- _Written request_
Please return the full listing below without altering anything.

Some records

####################

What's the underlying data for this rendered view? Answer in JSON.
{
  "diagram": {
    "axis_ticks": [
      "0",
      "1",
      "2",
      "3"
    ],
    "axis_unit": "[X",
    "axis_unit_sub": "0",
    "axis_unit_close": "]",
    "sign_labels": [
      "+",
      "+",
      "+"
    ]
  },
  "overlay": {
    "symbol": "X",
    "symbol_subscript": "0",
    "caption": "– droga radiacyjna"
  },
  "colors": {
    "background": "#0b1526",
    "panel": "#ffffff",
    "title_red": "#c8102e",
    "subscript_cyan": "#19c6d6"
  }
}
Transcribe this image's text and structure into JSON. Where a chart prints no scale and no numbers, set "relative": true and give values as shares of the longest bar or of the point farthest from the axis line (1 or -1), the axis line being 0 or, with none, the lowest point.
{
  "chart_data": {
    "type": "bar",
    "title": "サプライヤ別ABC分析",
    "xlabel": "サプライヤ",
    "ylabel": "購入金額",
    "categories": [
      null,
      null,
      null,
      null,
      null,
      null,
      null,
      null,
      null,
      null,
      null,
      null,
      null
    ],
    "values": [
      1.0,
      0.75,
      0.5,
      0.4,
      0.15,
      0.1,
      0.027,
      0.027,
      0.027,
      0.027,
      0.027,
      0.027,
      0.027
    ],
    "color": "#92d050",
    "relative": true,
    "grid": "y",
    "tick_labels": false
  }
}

####################

- _Exercise answer_
What's the underlying data for this rendered view? Answer in JSON.
{
  "diagram": {
    "axis_ticks": [
      "0",
      "1",
      "2",
      "3"
    ],
    "axis_unit": "[X",
    "axis_unit_sub": "0",
    "axis_unit_close": "]",
    "sign_labels": [
      "+",
      "+",
      "+"
    ]
  },
  "overlay": {
    "symbol": "X",
    "symbol_subscript": "0",
    "caption": "– droga radiacyjna"
  },
  "colors": {
    "background": "#0b1526",
    "panel": "#ffffff",
    "title_red": "#c8102e",
    "subscript_cyan": "#19c6d6"
  }
}
Transcribe this image's text and structure into JSON. Where a chart prints no scale and no numbers, set "relative": true and give values as shares of the longest bar or of the point farthest from the axis line (1 or -1), the axis line being 0 or, with none, the lowest point.
{
  "chart_data": {
    "type": "bar",
    "title": "サプライヤ別ABC分析",
    "xlabel": "サプライヤ",
    "ylabel": "購入金額",
    "categories": [
      null,
      null,
      null,
      null,
      null,
      null,
      null,
      null,
      null,
      null,
      null,
      null,
      null
    ],
    "values": [
      1.0,
      0.75,
      0.5,
      0.4,
      0.15,
      0.1,
      0.027,
      0.027,
      0.027,
      0.027,
      0.027,
      0.027,
      0.027
    ],
    "color": "#92d050",
    "relative": true,
    "grid": "y",
    "tick_labels": false
  }
}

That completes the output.